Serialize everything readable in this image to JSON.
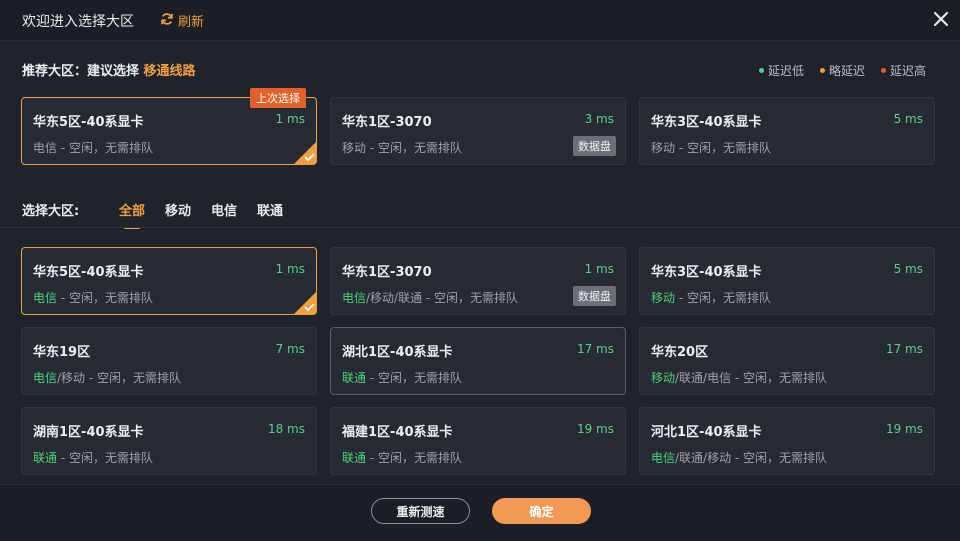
{
  "header": {
    "title": "欢迎进入选择大区",
    "refresh_label": "刷新"
  },
  "recommend": {
    "label": "推荐大区：建议选择",
    "highlight": "移通线路",
    "legend": [
      {
        "label": "延迟低",
        "color": "#5fce8a"
      },
      {
        "label": "略延迟",
        "color": "#f0a040"
      },
      {
        "label": "延迟高",
        "color": "#e2612a"
      }
    ],
    "cards": [
      {
        "name": "华东5区-40系显卡",
        "latency": "1 ms",
        "isp": "",
        "status": "电信 - 空闲，无需排队",
        "tag": "上次选择",
        "badge": ""
      },
      {
        "name": "华东1区-3070",
        "latency": "3 ms",
        "isp": "",
        "status": "移动 - 空闲，无需排队",
        "tag": "",
        "badge": "数据盘"
      },
      {
        "name": "华东3区-40系显卡",
        "latency": "5 ms",
        "isp": "",
        "status": "移动 - 空闲，无需排队",
        "tag": "",
        "badge": ""
      }
    ]
  },
  "select": {
    "label": "选择大区:",
    "tabs": [
      "全部",
      "移动",
      "电信",
      "联通"
    ],
    "cards": [
      {
        "name": "华东5区-40系显卡",
        "latency": "1 ms",
        "isp": "电信",
        "status": " - 空闲，无需排队",
        "badge": ""
      },
      {
        "name": "华东1区-3070",
        "latency": "1 ms",
        "isp": "电信",
        "status": "/移动/联通 - 空闲，无需排队",
        "badge": "数据盘"
      },
      {
        "name": "华东3区-40系显卡",
        "latency": "5 ms",
        "isp": "移动",
        "status": " - 空闲，无需排队",
        "badge": ""
      },
      {
        "name": "华东19区",
        "latency": "7 ms",
        "isp": "电信",
        "status": "/移动 - 空闲，无需排队",
        "badge": ""
      },
      {
        "name": "湖北1区-40系显卡",
        "latency": "17 ms",
        "isp": "联通",
        "status": " - 空闲，无需排队",
        "badge": ""
      },
      {
        "name": "华东20区",
        "latency": "17 ms",
        "isp": "移动",
        "status": "/联通/电信 - 空闲，无需排队",
        "badge": ""
      },
      {
        "name": "湖南1区-40系显卡",
        "latency": "18 ms",
        "isp": "联通",
        "status": " - 空闲，无需排队",
        "badge": ""
      },
      {
        "name": "福建1区-40系显卡",
        "latency": "19 ms",
        "isp": "联通",
        "status": " - 空闲，无需排队",
        "badge": ""
      },
      {
        "name": "河北1区-40系显卡",
        "latency": "19 ms",
        "isp": "电信",
        "status": "/联通/移动 - 空闲，无需排队",
        "badge": ""
      }
    ]
  },
  "footer": {
    "retest_label": "重新测速",
    "confirm_label": "确定"
  }
}
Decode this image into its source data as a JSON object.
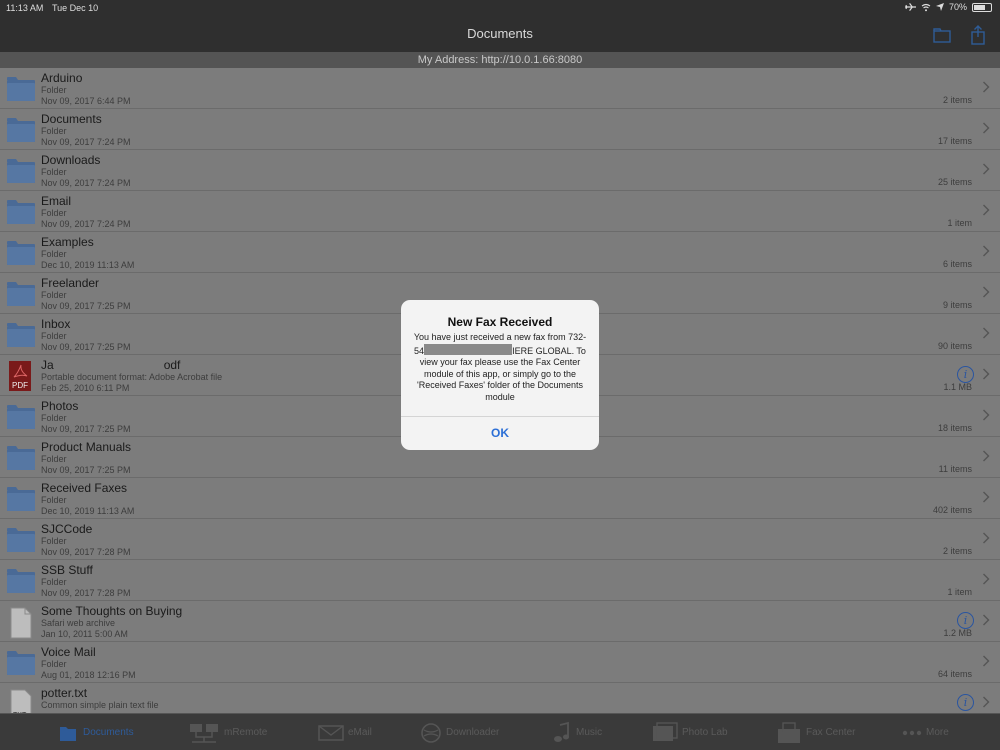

_ _ _

▸ What is expected:
Output the entries above exactly. Drop the pictures.

▸ Written answer:
Serialize everything readable in this image to JSON.
{
  "header": {
    "title": "欢迎进入选择大区",
    "refresh_label": "刷新"
  },
  "recommend": {
    "label": "推荐大区：建议选择",
    "highlight": "移通线路",
    "legend": [
      {
        "label": "延迟低",
        "color": "#5fce8a"
      },
      {
        "label": "略延迟",
        "color": "#f0a040"
      },
      {
        "label": "延迟高",
        "color": "#e2612a"
      }
    ],
    "cards": [
      {
        "name": "华东5区-40系显卡",
        "latency": "1 ms",
        "isp": "",
        "status": "电信 - 空闲，无需排队",
        "tag": "上次选择",
        "badge": ""
      },
      {
        "name": "华东1区-3070",
        "latency": "3 ms",
        "isp": "",
        "status": "移动 - 空闲，无需排队",
        "tag": "",
        "badge": "数据盘"
      },
      {
        "name": "华东3区-40系显卡",
        "latency": "5 ms",
        "isp": "",
        "status": "移动 - 空闲，无需排队",
        "tag": "",
        "badge": ""
      }
    ]
  },
  "select": {
    "label": "选择大区:",
    "tabs": [
      "全部",
      "移动",
      "电信",
      "联通"
    ],
    "cards": [
      {
        "name": "华东5区-40系显卡",
        "latency": "1 ms",
        "isp": "电信",
        "status": " - 空闲，无需排队",
        "badge": ""
      },
      {
        "name": "华东1区-3070",
        "latency": "1 ms",
        "isp": "电信",
        "status": "/移动/联通 - 空闲，无需排队",
        "badge": "数据盘"
      },
      {
        "name": "华东3区-40系显卡",
        "latency": "5 ms",
        "isp": "移动",
        "status": " - 空闲，无需排队",
        "badge": ""
      },
      {
        "name": "华东19区",
        "latency": "7 ms",
        "isp": "电信",
        "status": "/移动 - 空闲，无需排队",
        "badge": ""
      },
      {
        "name": "湖北1区-40系显卡",
        "latency": "17 ms",
        "isp": "联通",
        "status": " - 空闲，无需排队",
        "badge": ""
      },
      {
        "name": "华东20区",
        "latency": "17 ms",
        "isp": "移动",
        "status": "/联通/电信 - 空闲，无需排队",
        "badge": ""
      },
      {
        "name": "湖南1区-40系显卡",
        "latency": "18 ms",
        "isp": "联通",
        "status": " - 空闲，无需排队",
        "badge": ""
      },
      {
        "name": "福建1区-40系显卡",
        "latency": "19 ms",
        "isp": "联通",
        "status": " - 空闲，无需排队",
        "badge": ""
      },
      {
        "name": "河北1区-40系显卡",
        "latency": "19 ms",
        "isp": "电信",
        "status": "/联通/移动 - 空闲，无需排队",
        "badge": ""
      }
    ]
  },
  "footer": {
    "retest_label": "重新测速",
    "confirm_label": "确定"
  }
}
Decode this image into its source data as a JSON object.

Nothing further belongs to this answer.